Material supplied:

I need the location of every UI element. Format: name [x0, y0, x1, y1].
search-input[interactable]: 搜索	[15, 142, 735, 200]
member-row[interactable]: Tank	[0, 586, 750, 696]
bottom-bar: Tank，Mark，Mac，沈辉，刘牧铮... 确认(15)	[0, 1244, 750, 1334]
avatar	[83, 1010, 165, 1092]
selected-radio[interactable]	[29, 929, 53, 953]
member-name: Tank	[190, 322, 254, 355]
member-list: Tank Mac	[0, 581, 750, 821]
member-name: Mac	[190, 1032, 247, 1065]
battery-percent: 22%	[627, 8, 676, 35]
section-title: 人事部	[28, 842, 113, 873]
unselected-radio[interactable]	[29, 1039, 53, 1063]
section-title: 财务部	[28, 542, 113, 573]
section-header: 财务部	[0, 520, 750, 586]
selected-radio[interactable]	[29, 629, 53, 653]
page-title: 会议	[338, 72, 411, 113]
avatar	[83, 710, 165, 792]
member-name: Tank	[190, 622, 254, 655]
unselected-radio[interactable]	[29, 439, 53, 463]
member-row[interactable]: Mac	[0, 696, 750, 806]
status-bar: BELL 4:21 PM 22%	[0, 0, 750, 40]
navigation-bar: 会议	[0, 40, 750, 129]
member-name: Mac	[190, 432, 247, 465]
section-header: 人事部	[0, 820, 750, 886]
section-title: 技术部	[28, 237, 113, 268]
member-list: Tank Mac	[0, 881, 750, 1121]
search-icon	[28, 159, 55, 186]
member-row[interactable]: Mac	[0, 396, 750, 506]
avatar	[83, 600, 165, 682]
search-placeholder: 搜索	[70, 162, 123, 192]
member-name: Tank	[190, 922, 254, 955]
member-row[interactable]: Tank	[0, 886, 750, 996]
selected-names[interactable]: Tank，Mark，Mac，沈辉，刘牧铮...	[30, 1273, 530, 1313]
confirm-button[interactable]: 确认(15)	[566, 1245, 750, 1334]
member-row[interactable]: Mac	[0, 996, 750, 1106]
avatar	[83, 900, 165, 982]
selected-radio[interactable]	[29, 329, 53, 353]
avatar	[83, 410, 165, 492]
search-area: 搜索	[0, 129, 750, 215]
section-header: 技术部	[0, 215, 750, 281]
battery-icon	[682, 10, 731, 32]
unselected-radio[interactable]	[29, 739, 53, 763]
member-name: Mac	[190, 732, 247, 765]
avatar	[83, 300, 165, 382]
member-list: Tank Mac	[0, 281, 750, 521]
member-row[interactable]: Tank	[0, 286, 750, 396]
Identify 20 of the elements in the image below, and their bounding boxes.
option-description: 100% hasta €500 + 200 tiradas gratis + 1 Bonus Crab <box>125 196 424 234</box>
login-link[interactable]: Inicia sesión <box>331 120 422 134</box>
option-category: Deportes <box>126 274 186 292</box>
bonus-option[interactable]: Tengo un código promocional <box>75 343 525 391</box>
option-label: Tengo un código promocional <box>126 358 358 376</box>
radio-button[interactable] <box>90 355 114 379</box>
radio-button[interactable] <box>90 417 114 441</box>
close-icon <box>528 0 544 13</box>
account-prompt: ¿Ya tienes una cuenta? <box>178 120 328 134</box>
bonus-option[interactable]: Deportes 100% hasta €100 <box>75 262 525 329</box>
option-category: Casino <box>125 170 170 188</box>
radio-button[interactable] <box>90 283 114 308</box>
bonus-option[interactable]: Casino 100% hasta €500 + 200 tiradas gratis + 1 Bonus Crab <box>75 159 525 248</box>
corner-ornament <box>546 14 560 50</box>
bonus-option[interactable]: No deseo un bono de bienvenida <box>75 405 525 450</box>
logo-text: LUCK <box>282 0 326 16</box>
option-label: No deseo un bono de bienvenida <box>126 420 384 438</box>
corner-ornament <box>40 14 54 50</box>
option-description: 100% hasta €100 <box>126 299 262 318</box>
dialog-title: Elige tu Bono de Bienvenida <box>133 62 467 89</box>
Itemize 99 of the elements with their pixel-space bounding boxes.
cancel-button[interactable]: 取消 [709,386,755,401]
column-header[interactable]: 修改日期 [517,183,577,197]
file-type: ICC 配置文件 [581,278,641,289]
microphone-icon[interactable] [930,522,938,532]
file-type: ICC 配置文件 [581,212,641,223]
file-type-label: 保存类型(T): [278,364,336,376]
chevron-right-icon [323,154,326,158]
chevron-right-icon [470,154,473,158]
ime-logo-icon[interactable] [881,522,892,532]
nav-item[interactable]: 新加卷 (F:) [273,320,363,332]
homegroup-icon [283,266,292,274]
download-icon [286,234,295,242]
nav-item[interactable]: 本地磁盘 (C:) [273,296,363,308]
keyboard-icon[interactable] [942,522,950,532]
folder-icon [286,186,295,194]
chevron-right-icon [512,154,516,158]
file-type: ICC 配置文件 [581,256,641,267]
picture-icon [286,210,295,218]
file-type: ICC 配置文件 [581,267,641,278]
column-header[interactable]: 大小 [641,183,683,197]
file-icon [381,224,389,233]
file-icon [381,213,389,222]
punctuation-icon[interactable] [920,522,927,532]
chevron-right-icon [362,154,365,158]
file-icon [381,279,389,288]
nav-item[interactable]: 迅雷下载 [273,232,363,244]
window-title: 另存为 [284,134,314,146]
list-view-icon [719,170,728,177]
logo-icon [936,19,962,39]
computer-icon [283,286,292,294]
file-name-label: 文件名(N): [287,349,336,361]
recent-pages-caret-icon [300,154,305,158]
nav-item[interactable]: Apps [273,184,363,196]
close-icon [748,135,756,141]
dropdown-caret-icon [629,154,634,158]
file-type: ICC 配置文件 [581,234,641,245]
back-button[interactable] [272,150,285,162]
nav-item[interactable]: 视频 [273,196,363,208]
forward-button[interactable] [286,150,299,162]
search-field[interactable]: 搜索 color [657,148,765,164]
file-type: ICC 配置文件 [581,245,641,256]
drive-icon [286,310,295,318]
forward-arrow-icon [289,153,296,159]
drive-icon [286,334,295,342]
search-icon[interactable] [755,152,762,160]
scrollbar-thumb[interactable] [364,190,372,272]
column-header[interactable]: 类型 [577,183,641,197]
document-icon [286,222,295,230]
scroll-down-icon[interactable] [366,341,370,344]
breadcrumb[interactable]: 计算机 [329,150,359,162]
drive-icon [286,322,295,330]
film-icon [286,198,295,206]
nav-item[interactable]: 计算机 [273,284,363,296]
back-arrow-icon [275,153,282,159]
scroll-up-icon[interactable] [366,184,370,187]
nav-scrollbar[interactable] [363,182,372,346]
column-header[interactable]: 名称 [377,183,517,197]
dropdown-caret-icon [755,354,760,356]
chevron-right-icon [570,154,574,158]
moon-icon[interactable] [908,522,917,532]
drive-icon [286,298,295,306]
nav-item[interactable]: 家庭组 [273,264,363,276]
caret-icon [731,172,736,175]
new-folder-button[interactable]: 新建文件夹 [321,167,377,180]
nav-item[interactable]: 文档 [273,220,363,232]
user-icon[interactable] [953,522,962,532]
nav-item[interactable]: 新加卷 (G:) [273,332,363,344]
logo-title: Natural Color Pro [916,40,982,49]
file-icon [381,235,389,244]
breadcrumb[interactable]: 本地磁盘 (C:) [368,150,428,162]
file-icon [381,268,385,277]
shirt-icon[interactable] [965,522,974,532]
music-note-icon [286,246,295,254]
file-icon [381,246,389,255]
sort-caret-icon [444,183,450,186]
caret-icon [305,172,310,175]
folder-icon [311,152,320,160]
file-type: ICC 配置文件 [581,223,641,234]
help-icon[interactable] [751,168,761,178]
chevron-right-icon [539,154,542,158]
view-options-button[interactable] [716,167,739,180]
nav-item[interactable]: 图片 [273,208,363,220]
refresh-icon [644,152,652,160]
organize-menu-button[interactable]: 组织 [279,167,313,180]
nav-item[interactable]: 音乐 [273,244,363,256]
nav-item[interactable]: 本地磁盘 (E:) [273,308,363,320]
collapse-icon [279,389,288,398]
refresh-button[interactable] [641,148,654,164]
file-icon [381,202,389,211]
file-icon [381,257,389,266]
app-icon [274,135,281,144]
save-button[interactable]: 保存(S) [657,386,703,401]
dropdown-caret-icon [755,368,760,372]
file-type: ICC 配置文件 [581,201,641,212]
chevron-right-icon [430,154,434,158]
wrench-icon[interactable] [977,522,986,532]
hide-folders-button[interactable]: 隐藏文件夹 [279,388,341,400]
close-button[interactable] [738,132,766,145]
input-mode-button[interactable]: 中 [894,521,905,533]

The problem:
Reproduce the records verbatim, beginning at the first line and continuing through the line that contains "739, 53, 763]", including both of these lines.

Written response:
I need the location of every UI element. Format: name [x0, y0, x1, y1].
search-input[interactable]: 搜索	[15, 142, 735, 200]
member-row[interactable]: Tank	[0, 586, 750, 696]
bottom-bar: Tank，Mark，Mac，沈辉，刘牧铮... 确认(15)	[0, 1244, 750, 1334]
avatar	[83, 1010, 165, 1092]
selected-radio[interactable]	[29, 929, 53, 953]
member-name: Tank	[190, 322, 254, 355]
member-list: Tank Mac	[0, 581, 750, 821]
member-name: Mac	[190, 1032, 247, 1065]
battery-percent: 22%	[627, 8, 676, 35]
section-title: 人事部	[28, 842, 113, 873]
unselected-radio[interactable]	[29, 1039, 53, 1063]
section-title: 财务部	[28, 542, 113, 573]
section-header: 财务部	[0, 520, 750, 586]
selected-radio[interactable]	[29, 629, 53, 653]
page-title: 会议	[338, 72, 411, 113]
avatar	[83, 710, 165, 792]
member-name: Tank	[190, 622, 254, 655]
unselected-radio[interactable]	[29, 439, 53, 463]
member-row[interactable]: Mac	[0, 696, 750, 806]
status-bar: BELL 4:21 PM 22%	[0, 0, 750, 40]
navigation-bar: 会议	[0, 40, 750, 129]
member-name: Mac	[190, 432, 247, 465]
section-header: 人事部	[0, 820, 750, 886]
section-title: 技术部	[28, 237, 113, 268]
member-list: Tank Mac	[0, 881, 750, 1121]
search-icon	[28, 159, 55, 186]
member-row[interactable]: Mac	[0, 396, 750, 506]
avatar	[83, 600, 165, 682]
search-placeholder: 搜索	[70, 162, 123, 192]
member-name: Tank	[190, 922, 254, 955]
member-row[interactable]: Tank	[0, 886, 750, 996]
selected-names[interactable]: Tank，Mark，Mac，沈辉，刘牧铮...	[30, 1273, 530, 1313]
confirm-button[interactable]: 确认(15)	[566, 1245, 750, 1334]
member-row[interactable]: Mac	[0, 996, 750, 1106]
avatar	[83, 900, 165, 982]
selected-radio[interactable]	[29, 329, 53, 353]
avatar	[83, 410, 165, 492]
search-area: 搜索	[0, 129, 750, 215]
section-header: 技术部	[0, 215, 750, 281]
battery-icon	[682, 10, 731, 32]
unselected-radio[interactable]	[29, 739, 53, 763]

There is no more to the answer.